What is needed:
Your task is to gather the lines below that hold the string "Ninh".

>> begin Data for this task

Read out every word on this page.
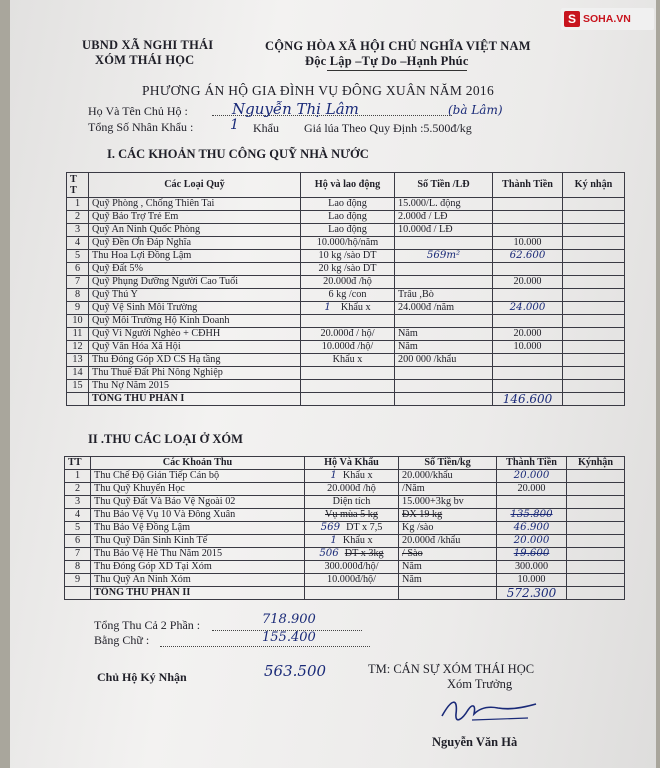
S SOHA.VN
UBND XÃ NGHI THÁI
XÓM THÁI HỌC
CỘNG HÒA XÃ HỘI CHỦ NGHĨA VIỆT NAM
Độc Lập –Tự Do –Hạnh Phúc
PHƯƠNG ÁN HỘ GIA ĐÌNH VỤ ĐÔNG XUÂN NĂM 2016
Họ Và Tên Chủ Hộ :	Nguyễn Thị Lâm	(bà Lâm)
Tổng Số Nhân Khẩu :	1 Khẩu Giá lúa Theo Quy Định :5.500đ/kg
I. CÁC KHOẢN THU CÔNG QUỸ NHÀ NƯỚC
T T	Các Loại Quỹ	Hộ và lao động	Số Tiền /LĐ	Thành Tiền	Ký nhận
1	Quỹ Phòng , Chống Thiên Tai	Lao động	15.000/L. động		
2	Quỹ Bảo Trợ Trẻ Em	Lao động	2.000đ / LĐ		
3	Quỹ An Ninh Quốc Phòng	Lao động	10.000đ / LĐ		
4	Quỹ Đền Ơn Đáp Nghĩa	10.000/hộ/năm		10.000	
5	Thu Hoa Lợi Đồng Lậm	10 kg /sào DT	569m²	62.600	
6	Quỹ Đất 5%	20 kg /sào DT			
7	Quỹ Phụng Dưỡng Người Cao Tuổi	20.000đ /hộ		20.000	
8	Quỹ Thú Y	6 kg /con	Trâu ,Bò		
9	Quỹ Vệ Sinh Môi Trường	1 Khẩu x	24.000đ /năm	24.000	
10	Quỹ Môi Trường Hộ Kinh Doanh				
11	Quỹ Vì Người Nghèo + CĐHH	20.000đ / hộ/	Năm	20.000	
12	Quỹ Văn Hóa Xã Hội	10.000đ /hộ/	Năm	10.000	
13	Thu Đóng Góp XD CS Hạ tầng	Khẩu x	200 000 /khẩu		
14	Thu Thuế Đất Phi Nông Nghiệp				
15	Thu Nợ Năm 2015				
	TỔNG THU PHẦN I			146.600	
II .THU CÁC LOẠI Ở XÓM
TT	Các Khoản Thu	Hộ Và Khẩu	Số Tiền/kg	Thành Tiền	Kýnhận
1	Thu Chế Độ Gián Tiếp Cán bộ	1 Khẩu x	20.000/khẩu	20.000	
2	Thu Quỹ Khuyến Học	20.000đ /hộ	/Năm	20.000	
3	Thu Quỹ Đất Và Bảo Vệ Ngoài 02	Diện tích	15.000+3kg bv		
4	Thu Bảo Vệ Vụ 10 Và Đông Xuân	Vụ mùa 5 kg	ĐX 19 kg	135.800	
5	Thu Bảo Vệ Đồng Lậm	569 DT x 7,5	Kg /sào	46.900	
6	Thu Quỹ Dân Sinh Kinh Tế	1 Khẩu x	20.000đ /khẩu	20.000	
7	Thu Bảo Vệ Hè Thu Năm 2015	506 DT x 3kg	/ Sào	19.600	
8	Thu Đóng Góp XD Tại Xóm	300.000đ/hộ/	Năm	300.000	
9	Thu Quỹ An Ninh Xóm	10.000đ/hộ/	Năm	10.000	
	TỔNG THU PHẦN II			572.300	
Tổng Thu Cả 2 Phần :	718.900
Bằng Chữ :	155.400
563.500
Chủ Hộ Ký Nhận
TM: CÁN SỰ XÓM THÁI HỌC
Xóm Trưởng
Nguyễn Văn Hà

>> end Data for this task

Correct result:
3	Quỹ An Ninh Quốc Phòng	Lao động	10.000đ / LĐ		
9	Thu Quỹ An Ninh Xóm	10.000đ/hộ/	Năm	10.000	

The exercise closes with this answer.